Description of the task
Extract each line of the material that follows exactly and omit its pictures.

Material for this task
start

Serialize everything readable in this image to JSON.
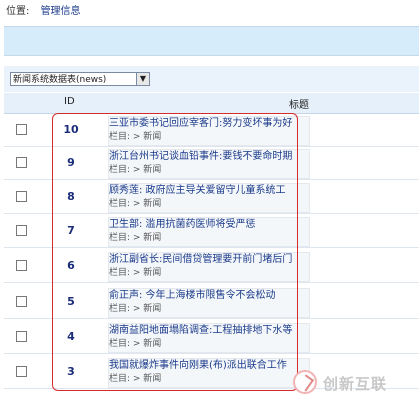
{
  "location": {
    "label": "位置:",
    "value": "管理信息"
  },
  "select": {
    "value": "新闻系统数据表(news)"
  },
  "table": {
    "headers": {
      "id": "ID",
      "title": "标题"
    },
    "rows": [
      {
        "id": "10",
        "title": "三亚市委书记回应宰客门:努力变坏事为好",
        "category": "栏目: > 新闻"
      },
      {
        "id": "9",
        "title": "浙江台州书记谈血铅事件:要钱不要命时期",
        "category": "栏目: > 新闻"
      },
      {
        "id": "8",
        "title": "顾秀莲: 政府应主导关爱留守儿童系统工",
        "category": "栏目: > 新闻"
      },
      {
        "id": "7",
        "title": "卫生部: 滥用抗菌药医师将受严惩",
        "category": "栏目: > 新闻"
      },
      {
        "id": "6",
        "title": "浙江副省长:民间借贷管理要开前门堵后门",
        "category": "栏目: > 新闻"
      },
      {
        "id": "5",
        "title": "俞正声: 今年上海楼市限售令不会松动",
        "category": "栏目: > 新闻"
      },
      {
        "id": "4",
        "title": "湖南益阳地面塌陷调查:工程抽排地下水等",
        "category": "栏目: > 新闻"
      },
      {
        "id": "3",
        "title": "我国就爆炸事件向刚果(布)派出联合工作",
        "category": "栏目: > 新闻"
      }
    ]
  },
  "watermark": {
    "text": "创新互联"
  }
}
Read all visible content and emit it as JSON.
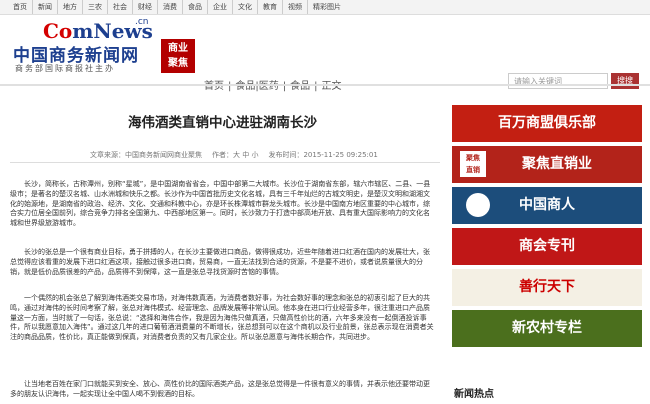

end

Solution for this problem
Serialize everything readable in this image to JSON.
{
  "location": {
    "label": "位置:",
    "value": "管理信息"
  },
  "select": {
    "value": "新闻系统数据表(news)"
  },
  "table": {
    "headers": {
      "id": "ID",
      "title": "标题"
    },
    "rows": [
      {
        "id": "10",
        "title": "三亚市委书记回应宰客门:努力变坏事为好",
        "category": "栏目: > 新闻"
      },
      {
        "id": "9",
        "title": "浙江台州书记谈血铅事件:要钱不要命时期",
        "category": "栏目: > 新闻"
      },
      {
        "id": "8",
        "title": "顾秀莲: 政府应主导关爱留守儿童系统工",
        "category": "栏目: > 新闻"
      },
      {
        "id": "7",
        "title": "卫生部: 滥用抗菌药医师将受严惩",
        "category": "栏目: > 新闻"
      },
      {
        "id": "6",
        "title": "浙江副省长:民间借贷管理要开前门堵后门",
        "category": "栏目: > 新闻"
      },
      {
        "id": "5",
        "title": "俞正声: 今年上海楼市限售令不会松动",
        "category": "栏目: > 新闻"
      },
      {
        "id": "4",
        "title": "湖南益阳地面塌陷调查:工程抽排地下水等",
        "category": "栏目: > 新闻"
      },
      {
        "id": "3",
        "title": "我国就爆炸事件向刚果(布)派出联合工作",
        "category": "栏目: > 新闻"
      }
    ]
  },
  "watermark": {
    "text": "创新互联"
  }
}
Read all visible content and emit it as JSON.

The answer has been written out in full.